* _REQUIRED WORK_
Copy out the entries exactly, from the first line to the last.

* _EXTRACTED DATA_
------

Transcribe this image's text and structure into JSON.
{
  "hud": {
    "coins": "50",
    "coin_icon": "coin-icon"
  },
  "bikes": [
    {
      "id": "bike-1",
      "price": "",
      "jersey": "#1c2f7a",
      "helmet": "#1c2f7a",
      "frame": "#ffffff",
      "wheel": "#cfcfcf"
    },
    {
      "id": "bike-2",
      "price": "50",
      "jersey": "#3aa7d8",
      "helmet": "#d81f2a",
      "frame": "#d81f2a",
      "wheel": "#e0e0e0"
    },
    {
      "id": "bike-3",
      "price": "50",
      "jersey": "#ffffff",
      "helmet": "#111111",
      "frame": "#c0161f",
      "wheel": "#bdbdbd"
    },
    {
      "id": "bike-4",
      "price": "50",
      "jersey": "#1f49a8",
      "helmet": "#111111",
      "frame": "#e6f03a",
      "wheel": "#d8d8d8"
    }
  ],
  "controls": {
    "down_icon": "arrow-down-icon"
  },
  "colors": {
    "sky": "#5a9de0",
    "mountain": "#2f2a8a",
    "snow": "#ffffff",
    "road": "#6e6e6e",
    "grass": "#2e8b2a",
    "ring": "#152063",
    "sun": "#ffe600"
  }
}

------

* _EXPECTED OUTPUT_
Transcribe this image's text and structure into JSON.
{
  "hud": {
    "coins": "50",
    "coin_icon": "coin-icon"
  },
  "bikes": [
    {
      "id": "bike-1",
      "price": "",
      "jersey": "#1c2f7a",
      "helmet": "#1c2f7a",
      "frame": "#ffffff",
      "wheel": "#cfcfcf"
    },
    {
      "id": "bike-2",
      "price": "50",
      "jersey": "#3aa7d8",
      "helmet": "#d81f2a",
      "frame": "#d81f2a",
      "wheel": "#e0e0e0"
    },
    {
      "id": "bike-3",
      "price": "50",
      "jersey": "#ffffff",
      "helmet": "#111111",
      "frame": "#c0161f",
      "wheel": "#bdbdbd"
    },
    {
      "id": "bike-4",
      "price": "50",
      "jersey": "#1f49a8",
      "helmet": "#111111",
      "frame": "#e6f03a",
      "wheel": "#d8d8d8"
    }
  ],
  "controls": {
    "down_icon": "arrow-down-icon"
  },
  "colors": {
    "sky": "#5a9de0",
    "mountain": "#2f2a8a",
    "snow": "#ffffff",
    "road": "#6e6e6e",
    "grass": "#2e8b2a",
    "ring": "#152063",
    "sun": "#ffe600"
  }
}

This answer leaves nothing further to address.